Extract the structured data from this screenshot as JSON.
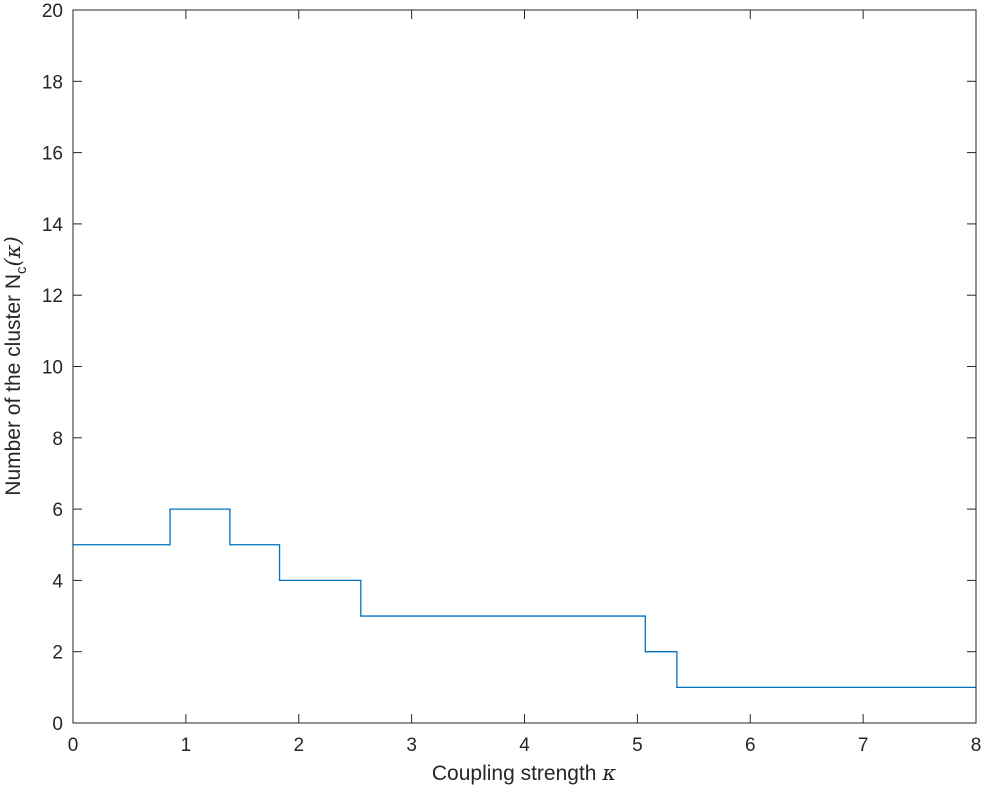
{
  "chart_data": {
    "type": "line",
    "step": true,
    "title": "",
    "xlabel": "Coupling strength",
    "xlabel_symbol": "κ",
    "ylabel": "Number of the cluster N",
    "ylabel_subscript": "c",
    "ylabel_suffix": "(κ)",
    "xlim": [
      0,
      8
    ],
    "ylim": [
      0,
      20
    ],
    "xticks": [
      0,
      1,
      2,
      3,
      4,
      5,
      6,
      7,
      8
    ],
    "yticks": [
      0,
      2,
      4,
      6,
      8,
      10,
      12,
      14,
      16,
      18,
      20
    ],
    "grid": false,
    "legend": "none",
    "series": [
      {
        "color": "#0072BD",
        "x": [
          0,
          0.86,
          0.86,
          1.39,
          1.39,
          1.83,
          1.83,
          2.55,
          2.55,
          5.07,
          5.07,
          5.35,
          5.35,
          8
        ],
        "y": [
          5,
          5,
          6,
          6,
          5,
          5,
          4,
          4,
          3,
          3,
          2,
          2,
          1,
          1
        ]
      }
    ]
  }
}
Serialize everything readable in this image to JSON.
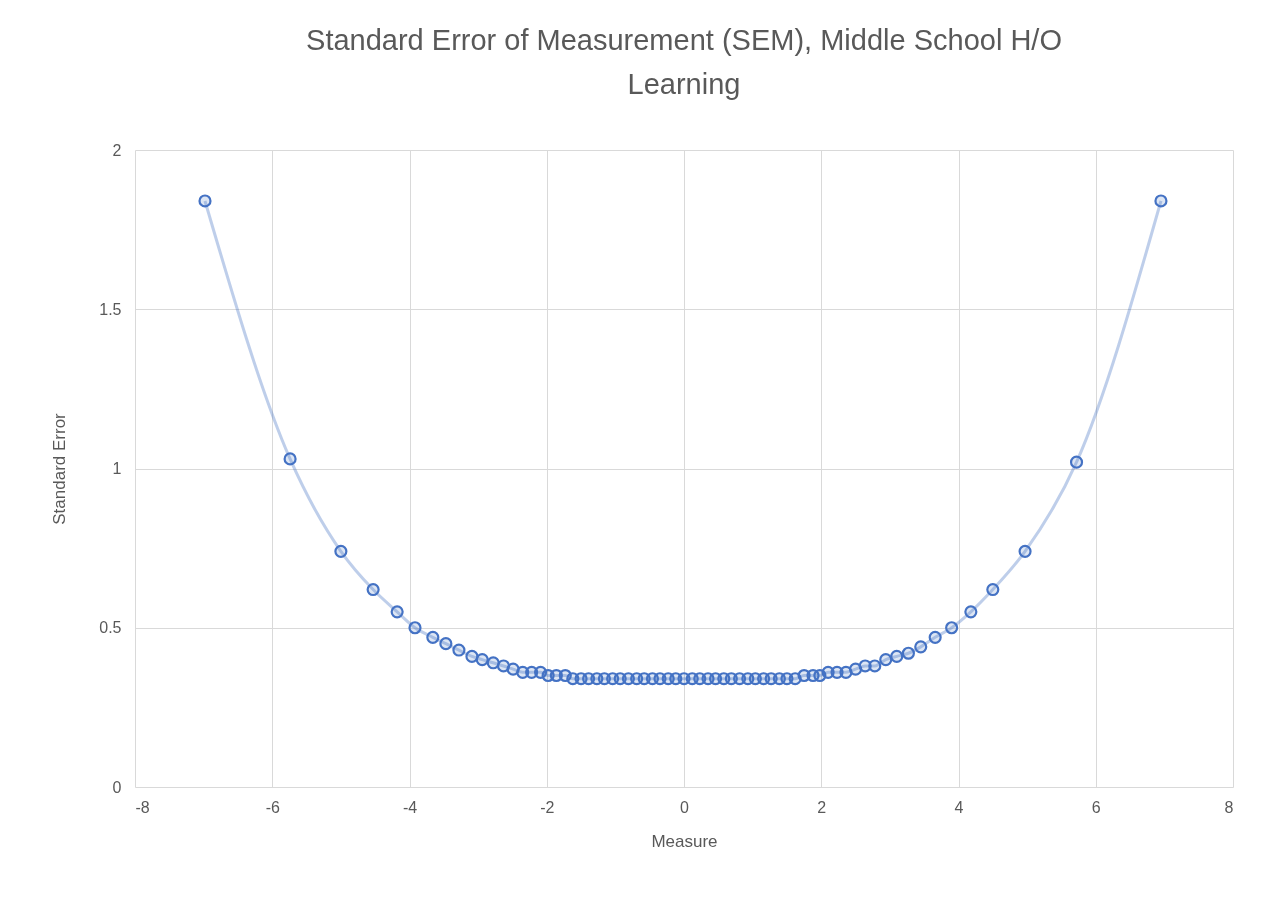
{
  "chart_data": {
    "type": "line",
    "title": "Standard Error of Measurement (SEM), Middle School H/O Learning",
    "xlabel": "Measure",
    "ylabel": "Standard Error",
    "x": [
      -6.98,
      -5.74,
      -5.0,
      -4.53,
      -4.18,
      -3.92,
      -3.66,
      -3.47,
      -3.28,
      -3.09,
      -2.94,
      -2.78,
      -2.63,
      -2.49,
      -2.35,
      -2.22,
      -2.09,
      -1.98,
      -1.86,
      -1.73,
      -1.62,
      -1.5,
      -1.39,
      -1.27,
      -1.16,
      -1.04,
      -0.93,
      -0.81,
      -0.69,
      -0.58,
      -0.46,
      -0.35,
      -0.23,
      -0.12,
      0,
      0.12,
      0.23,
      0.35,
      0.46,
      0.58,
      0.69,
      0.81,
      0.93,
      1.04,
      1.16,
      1.27,
      1.39,
      1.5,
      1.62,
      1.75,
      1.88,
      1.98,
      2.1,
      2.23,
      2.36,
      2.5,
      2.64,
      2.78,
      2.94,
      3.1,
      3.27,
      3.45,
      3.66,
      3.9,
      4.18,
      4.5,
      4.97,
      5.72,
      6.95
    ],
    "series": [
      {
        "color": "#4472c4",
        "values": [
          1.84,
          1.03,
          0.74,
          0.62,
          0.55,
          0.5,
          0.47,
          0.45,
          0.43,
          0.41,
          0.4,
          0.39,
          0.38,
          0.37,
          0.36,
          0.36,
          0.36,
          0.35,
          0.35,
          0.35,
          0.34,
          0.34,
          0.34,
          0.34,
          0.34,
          0.34,
          0.34,
          0.34,
          0.34,
          0.34,
          0.34,
          0.34,
          0.34,
          0.34,
          0.34,
          0.34,
          0.34,
          0.34,
          0.34,
          0.34,
          0.34,
          0.34,
          0.34,
          0.34,
          0.34,
          0.34,
          0.34,
          0.34,
          0.34,
          0.35,
          0.35,
          0.35,
          0.36,
          0.36,
          0.36,
          0.37,
          0.38,
          0.38,
          0.4,
          0.41,
          0.42,
          0.44,
          0.47,
          0.5,
          0.55,
          0.62,
          0.74,
          1.02,
          1.84
        ]
      }
    ],
    "xlim": [
      -8,
      8
    ],
    "xticks": [
      -8,
      -6,
      -4,
      -2,
      0,
      2,
      4,
      6,
      8
    ],
    "ylim": [
      0,
      2
    ],
    "yticks": [
      0,
      0.5,
      1,
      1.5,
      2
    ],
    "grid": true,
    "marker": "circle",
    "line_style": "solid"
  }
}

WHAT IS BEING ASKED » Copy the data word for word. Pictures do not go in the copy.

TASK RESPONSE »
Extract the structured data from this screenshot as JSON.
{
  "chart_data": {
    "type": "line",
    "step": true,
    "title": "",
    "xlabel": "Coupling strength",
    "xlabel_symbol": "κ",
    "ylabel": "Number of the cluster N",
    "ylabel_subscript": "c",
    "ylabel_suffix": "(κ)",
    "xlim": [
      0,
      8
    ],
    "ylim": [
      0,
      20
    ],
    "xticks": [
      0,
      1,
      2,
      3,
      4,
      5,
      6,
      7,
      8
    ],
    "yticks": [
      0,
      2,
      4,
      6,
      8,
      10,
      12,
      14,
      16,
      18,
      20
    ],
    "grid": false,
    "legend": "none",
    "series": [
      {
        "color": "#0072BD",
        "x": [
          0,
          0.86,
          0.86,
          1.39,
          1.39,
          1.83,
          1.83,
          2.55,
          2.55,
          5.07,
          5.07,
          5.35,
          5.35,
          8
        ],
        "y": [
          5,
          5,
          6,
          6,
          5,
          5,
          4,
          4,
          3,
          3,
          2,
          2,
          1,
          1
        ]
      }
    ]
  }
}
Serialize everything readable in this image to JSON.
{
  "chart_data": {
    "type": "line",
    "title": "Standard Error of Measurement (SEM), Middle School H/O Learning",
    "xlabel": "Measure",
    "ylabel": "Standard Error",
    "x": [
      -6.98,
      -5.74,
      -5.0,
      -4.53,
      -4.18,
      -3.92,
      -3.66,
      -3.47,
      -3.28,
      -3.09,
      -2.94,
      -2.78,
      -2.63,
      -2.49,
      -2.35,
      -2.22,
      -2.09,
      -1.98,
      -1.86,
      -1.73,
      -1.62,
      -1.5,
      -1.39,
      -1.27,
      -1.16,
      -1.04,
      -0.93,
      -0.81,
      -0.69,
      -0.58,
      -0.46,
      -0.35,
      -0.23,
      -0.12,
      0,
      0.12,
      0.23,
      0.35,
      0.46,
      0.58,
      0.69,
      0.81,
      0.93,
      1.04,
      1.16,
      1.27,
      1.39,
      1.5,
      1.62,
      1.75,
      1.88,
      1.98,
      2.1,
      2.23,
      2.36,
      2.5,
      2.64,
      2.78,
      2.94,
      3.1,
      3.27,
      3.45,
      3.66,
      3.9,
      4.18,
      4.5,
      4.97,
      5.72,
      6.95
    ],
    "series": [
      {
        "color": "#4472c4",
        "values": [
          1.84,
          1.03,
          0.74,
          0.62,
          0.55,
          0.5,
          0.47,
          0.45,
          0.43,
          0.41,
          0.4,
          0.39,
          0.38,
          0.37,
          0.36,
          0.36,
          0.36,
          0.35,
          0.35,
          0.35,
          0.34,
          0.34,
          0.34,
          0.34,
          0.34,
          0.34,
          0.34,
          0.34,
          0.34,
          0.34,
          0.34,
          0.34,
          0.34,
          0.34,
          0.34,
          0.34,
          0.34,
          0.34,
          0.34,
          0.34,
          0.34,
          0.34,
          0.34,
          0.34,
          0.34,
          0.34,
          0.34,
          0.34,
          0.34,
          0.35,
          0.35,
          0.35,
          0.36,
          0.36,
          0.36,
          0.37,
          0.38,
          0.38,
          0.4,
          0.41,
          0.42,
          0.44,
          0.47,
          0.5,
          0.55,
          0.62,
          0.74,
          1.02,
          1.84
        ]
      }
    ],
    "xlim": [
      -8,
      8
    ],
    "xticks": [
      -8,
      -6,
      -4,
      -2,
      0,
      2,
      4,
      6,
      8
    ],
    "ylim": [
      0,
      2
    ],
    "yticks": [
      0,
      0.5,
      1,
      1.5,
      2
    ],
    "grid": true,
    "marker": "circle",
    "line_style": "solid"
  }
}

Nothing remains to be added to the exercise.